START Provided entries
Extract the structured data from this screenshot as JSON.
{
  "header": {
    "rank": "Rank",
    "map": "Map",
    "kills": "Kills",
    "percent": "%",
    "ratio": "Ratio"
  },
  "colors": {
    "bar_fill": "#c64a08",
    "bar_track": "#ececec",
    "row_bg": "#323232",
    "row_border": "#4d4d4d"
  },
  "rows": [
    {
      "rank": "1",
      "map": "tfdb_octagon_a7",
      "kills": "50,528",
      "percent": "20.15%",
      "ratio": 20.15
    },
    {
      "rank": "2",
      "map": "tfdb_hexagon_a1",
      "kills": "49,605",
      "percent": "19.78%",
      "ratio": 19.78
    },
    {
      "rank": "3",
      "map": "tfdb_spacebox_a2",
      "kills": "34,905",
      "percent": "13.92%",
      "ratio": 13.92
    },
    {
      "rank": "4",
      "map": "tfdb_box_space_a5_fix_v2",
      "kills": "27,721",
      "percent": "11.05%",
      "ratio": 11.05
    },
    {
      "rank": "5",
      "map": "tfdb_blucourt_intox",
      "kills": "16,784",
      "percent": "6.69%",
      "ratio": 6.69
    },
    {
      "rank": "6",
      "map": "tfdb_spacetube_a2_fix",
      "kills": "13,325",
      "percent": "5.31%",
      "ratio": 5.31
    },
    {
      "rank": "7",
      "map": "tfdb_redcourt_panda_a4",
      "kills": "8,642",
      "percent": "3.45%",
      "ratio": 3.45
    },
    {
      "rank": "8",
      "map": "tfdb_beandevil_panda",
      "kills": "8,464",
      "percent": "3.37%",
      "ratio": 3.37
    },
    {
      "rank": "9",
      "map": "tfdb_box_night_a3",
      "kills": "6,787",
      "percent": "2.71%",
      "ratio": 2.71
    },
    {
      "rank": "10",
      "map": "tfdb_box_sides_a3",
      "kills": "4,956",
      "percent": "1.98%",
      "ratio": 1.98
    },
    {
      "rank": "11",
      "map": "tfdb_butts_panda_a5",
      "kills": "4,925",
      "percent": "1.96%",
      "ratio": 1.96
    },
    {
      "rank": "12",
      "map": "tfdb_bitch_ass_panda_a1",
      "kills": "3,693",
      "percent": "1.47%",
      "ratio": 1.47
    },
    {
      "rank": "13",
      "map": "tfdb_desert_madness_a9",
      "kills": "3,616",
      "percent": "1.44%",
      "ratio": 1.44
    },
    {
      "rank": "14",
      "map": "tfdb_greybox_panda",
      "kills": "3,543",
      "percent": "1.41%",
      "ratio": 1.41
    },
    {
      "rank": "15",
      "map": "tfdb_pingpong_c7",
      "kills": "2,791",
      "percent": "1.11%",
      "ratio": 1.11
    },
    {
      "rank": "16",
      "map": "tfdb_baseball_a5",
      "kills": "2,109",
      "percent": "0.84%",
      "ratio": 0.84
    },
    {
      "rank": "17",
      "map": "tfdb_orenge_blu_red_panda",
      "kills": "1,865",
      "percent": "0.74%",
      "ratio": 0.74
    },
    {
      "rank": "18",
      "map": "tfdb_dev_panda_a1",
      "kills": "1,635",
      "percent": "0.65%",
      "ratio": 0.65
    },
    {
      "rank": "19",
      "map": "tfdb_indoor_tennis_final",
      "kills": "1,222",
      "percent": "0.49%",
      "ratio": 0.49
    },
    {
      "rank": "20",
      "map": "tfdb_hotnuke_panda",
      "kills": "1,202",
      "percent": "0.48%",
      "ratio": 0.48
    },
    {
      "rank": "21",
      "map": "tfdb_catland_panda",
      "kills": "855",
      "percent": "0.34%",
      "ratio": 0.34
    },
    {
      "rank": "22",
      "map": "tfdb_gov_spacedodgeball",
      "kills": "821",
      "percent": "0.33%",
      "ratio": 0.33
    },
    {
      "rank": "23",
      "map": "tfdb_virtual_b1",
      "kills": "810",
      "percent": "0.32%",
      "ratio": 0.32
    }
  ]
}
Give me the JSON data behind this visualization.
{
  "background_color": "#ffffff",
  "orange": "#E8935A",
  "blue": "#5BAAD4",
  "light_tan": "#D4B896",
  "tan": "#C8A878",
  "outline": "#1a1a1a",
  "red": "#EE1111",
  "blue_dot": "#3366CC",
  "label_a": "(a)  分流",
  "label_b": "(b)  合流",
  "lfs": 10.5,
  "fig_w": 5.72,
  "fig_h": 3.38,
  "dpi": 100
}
END Provided entries
Give back the data above exactly as it appears.

▶ _Result of this task_:
Extract the structured data from this screenshot as JSON.
{
  "header": {
    "rank": "Rank",
    "map": "Map",
    "kills": "Kills",
    "percent": "%",
    "ratio": "Ratio"
  },
  "colors": {
    "bar_fill": "#c64a08",
    "bar_track": "#ececec",
    "row_bg": "#323232",
    "row_border": "#4d4d4d"
  },
  "rows": [
    {
      "rank": "1",
      "map": "tfdb_octagon_a7",
      "kills": "50,528",
      "percent": "20.15%",
      "ratio": 20.15
    },
    {
      "rank": "2",
      "map": "tfdb_hexagon_a1",
      "kills": "49,605",
      "percent": "19.78%",
      "ratio": 19.78
    },
    {
      "rank": "3",
      "map": "tfdb_spacebox_a2",
      "kills": "34,905",
      "percent": "13.92%",
      "ratio": 13.92
    },
    {
      "rank": "4",
      "map": "tfdb_box_space_a5_fix_v2",
      "kills": "27,721",
      "percent": "11.05%",
      "ratio": 11.05
    },
    {
      "rank": "5",
      "map": "tfdb_blucourt_intox",
      "kills": "16,784",
      "percent": "6.69%",
      "ratio": 6.69
    },
    {
      "rank": "6",
      "map": "tfdb_spacetube_a2_fix",
      "kills": "13,325",
      "percent": "5.31%",
      "ratio": 5.31
    },
    {
      "rank": "7",
      "map": "tfdb_redcourt_panda_a4",
      "kills": "8,642",
      "percent": "3.45%",
      "ratio": 3.45
    },
    {
      "rank": "8",
      "map": "tfdb_beandevil_panda",
      "kills": "8,464",
      "percent": "3.37%",
      "ratio": 3.37
    },
    {
      "rank": "9",
      "map": "tfdb_box_night_a3",
      "kills": "6,787",
      "percent": "2.71%",
      "ratio": 2.71
    },
    {
      "rank": "10",
      "map": "tfdb_box_sides_a3",
      "kills": "4,956",
      "percent": "1.98%",
      "ratio": 1.98
    },
    {
      "rank": "11",
      "map": "tfdb_butts_panda_a5",
      "kills": "4,925",
      "percent": "1.96%",
      "ratio": 1.96
    },
    {
      "rank": "12",
      "map": "tfdb_bitch_ass_panda_a1",
      "kills": "3,693",
      "percent": "1.47%",
      "ratio": 1.47
    },
    {
      "rank": "13",
      "map": "tfdb_desert_madness_a9",
      "kills": "3,616",
      "percent": "1.44%",
      "ratio": 1.44
    },
    {
      "rank": "14",
      "map": "tfdb_greybox_panda",
      "kills": "3,543",
      "percent": "1.41%",
      "ratio": 1.41
    },
    {
      "rank": "15",
      "map": "tfdb_pingpong_c7",
      "kills": "2,791",
      "percent": "1.11%",
      "ratio": 1.11
    },
    {
      "rank": "16",
      "map": "tfdb_baseball_a5",
      "kills": "2,109",
      "percent": "0.84%",
      "ratio": 0.84
    },
    {
      "rank": "17",
      "map": "tfdb_orenge_blu_red_panda",
      "kills": "1,865",
      "percent": "0.74%",
      "ratio": 0.74
    },
    {
      "rank": "18",
      "map": "tfdb_dev_panda_a1",
      "kills": "1,635",
      "percent": "0.65%",
      "ratio": 0.65
    },
    {
      "rank": "19",
      "map": "tfdb_indoor_tennis_final",
      "kills": "1,222",
      "percent": "0.49%",
      "ratio": 0.49
    },
    {
      "rank": "20",
      "map": "tfdb_hotnuke_panda",
      "kills": "1,202",
      "percent": "0.48%",
      "ratio": 0.48
    },
    {
      "rank": "21",
      "map": "tfdb_catland_panda",
      "kills": "855",
      "percent": "0.34%",
      "ratio": 0.34
    },
    {
      "rank": "22",
      "map": "tfdb_gov_spacedodgeball",
      "kills": "821",
      "percent": "0.33%",
      "ratio": 0.33
    },
    {
      "rank": "23",
      "map": "tfdb_virtual_b1",
      "kills": "810",
      "percent": "0.32%",
      "ratio": 0.32
    }
  ]
}
Give me the JSON data behind this visualization.
{
  "background_color": "#ffffff",
  "orange": "#E8935A",
  "blue": "#5BAAD4",
  "light_tan": "#D4B896",
  "tan": "#C8A878",
  "outline": "#1a1a1a",
  "red": "#EE1111",
  "blue_dot": "#3366CC",
  "label_a": "(a)  分流",
  "label_b": "(b)  合流",
  "lfs": 10.5,
  "fig_w": 5.72,
  "fig_h": 3.38,
  "dpi": 100
}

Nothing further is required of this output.